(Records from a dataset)
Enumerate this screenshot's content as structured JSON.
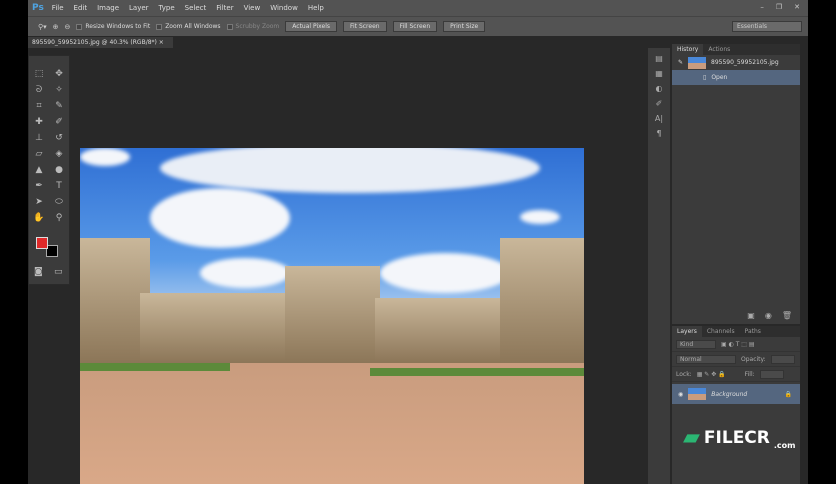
{
  "app": {
    "logo": "Ps"
  },
  "menu": [
    "File",
    "Edit",
    "Image",
    "Layer",
    "Type",
    "Select",
    "Filter",
    "View",
    "Window",
    "Help"
  ],
  "options": {
    "resize_windows": "Resize Windows to Fit",
    "zoom_all": "Zoom All Windows",
    "scrubby_zoom": "Scrubby Zoom",
    "actual_pixels": "Actual Pixels",
    "fit_screen": "Fit Screen",
    "fill_screen": "Fill Screen",
    "print_size": "Print Size",
    "workspace": "Essentials"
  },
  "document": {
    "tab": "895590_59952105.jpg @ 40.3% (RGB/8*)",
    "close": "×"
  },
  "colors": {
    "foreground": "#e02a2a",
    "background": "#000000"
  },
  "history": {
    "tabs": [
      "History",
      "Actions"
    ],
    "snapshot": "895590_59952105.jpg",
    "items": [
      "Open"
    ]
  },
  "layers": {
    "tabs": [
      "Layers",
      "Channels",
      "Paths"
    ],
    "kind": "Kind",
    "blend": "Normal",
    "opacity_label": "Opacity:",
    "lock_label": "Lock:",
    "fill_label": "Fill:",
    "layer_name": "Background"
  },
  "watermark": {
    "text": "FILECR",
    "sub": ".com"
  }
}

- What you need to do
Leave the pictures out and reproduce each record exactly as written.

- Finished task
Enumerate this screenshot's content as structured JSON.
{
  "app": {
    "logo": "Ps"
  },
  "menu": [
    "File",
    "Edit",
    "Image",
    "Layer",
    "Type",
    "Select",
    "Filter",
    "View",
    "Window",
    "Help"
  ],
  "options": {
    "resize_windows": "Resize Windows to Fit",
    "zoom_all": "Zoom All Windows",
    "scrubby_zoom": "Scrubby Zoom",
    "actual_pixels": "Actual Pixels",
    "fit_screen": "Fit Screen",
    "fill_screen": "Fill Screen",
    "print_size": "Print Size",
    "workspace": "Essentials"
  },
  "document": {
    "tab": "895590_59952105.jpg @ 40.3% (RGB/8*)",
    "close": "×"
  },
  "colors": {
    "foreground": "#e02a2a",
    "background": "#000000"
  },
  "history": {
    "tabs": [
      "History",
      "Actions"
    ],
    "snapshot": "895590_59952105.jpg",
    "items": [
      "Open"
    ]
  },
  "layers": {
    "tabs": [
      "Layers",
      "Channels",
      "Paths"
    ],
    "kind": "Kind",
    "blend": "Normal",
    "opacity_label": "Opacity:",
    "lock_label": "Lock:",
    "fill_label": "Fill:",
    "layer_name": "Background"
  },
  "watermark": {
    "text": "FILECR",
    "sub": ".com"
  }
}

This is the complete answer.